# [Task statement]
Which lines hold the word "RADIACIÓN"? Copy each of them.

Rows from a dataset
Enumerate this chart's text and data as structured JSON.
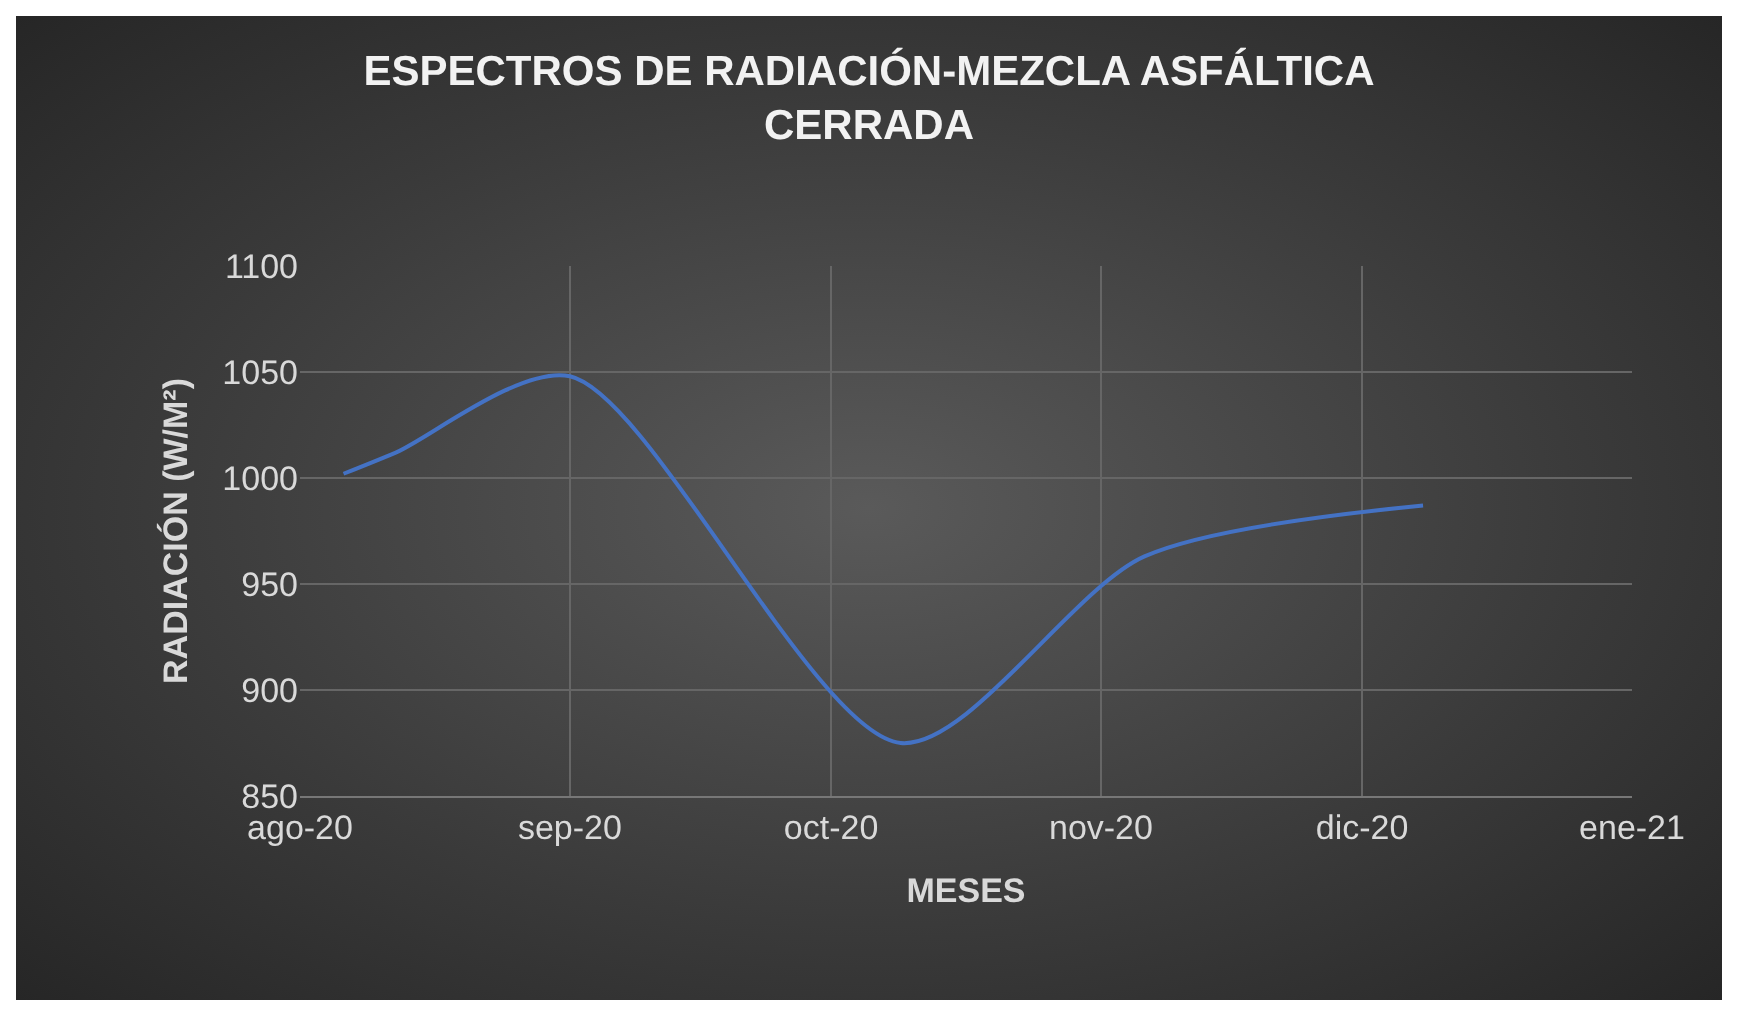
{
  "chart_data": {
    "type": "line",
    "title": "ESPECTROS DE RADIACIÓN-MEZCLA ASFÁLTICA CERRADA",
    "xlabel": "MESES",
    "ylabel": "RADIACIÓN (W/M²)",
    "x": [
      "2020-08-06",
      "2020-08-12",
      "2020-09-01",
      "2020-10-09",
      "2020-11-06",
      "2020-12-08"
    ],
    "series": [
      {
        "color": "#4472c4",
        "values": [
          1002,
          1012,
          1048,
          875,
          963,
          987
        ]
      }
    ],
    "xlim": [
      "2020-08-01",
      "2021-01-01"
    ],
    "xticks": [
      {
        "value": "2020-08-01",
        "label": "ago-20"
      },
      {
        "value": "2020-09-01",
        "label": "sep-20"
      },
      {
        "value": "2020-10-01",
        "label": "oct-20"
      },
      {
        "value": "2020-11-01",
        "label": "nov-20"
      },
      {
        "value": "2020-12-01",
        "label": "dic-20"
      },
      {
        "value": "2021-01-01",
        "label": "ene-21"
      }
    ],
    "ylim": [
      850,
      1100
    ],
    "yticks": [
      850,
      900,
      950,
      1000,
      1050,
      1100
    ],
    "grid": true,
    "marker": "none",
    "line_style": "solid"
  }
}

# [Written response]
    "title": "ESPECTROS DE RADIACIÓN-MEZCLA ASFÁLTICA CERRADA",
    "ylabel": "RADIACIÓN (W/M²)",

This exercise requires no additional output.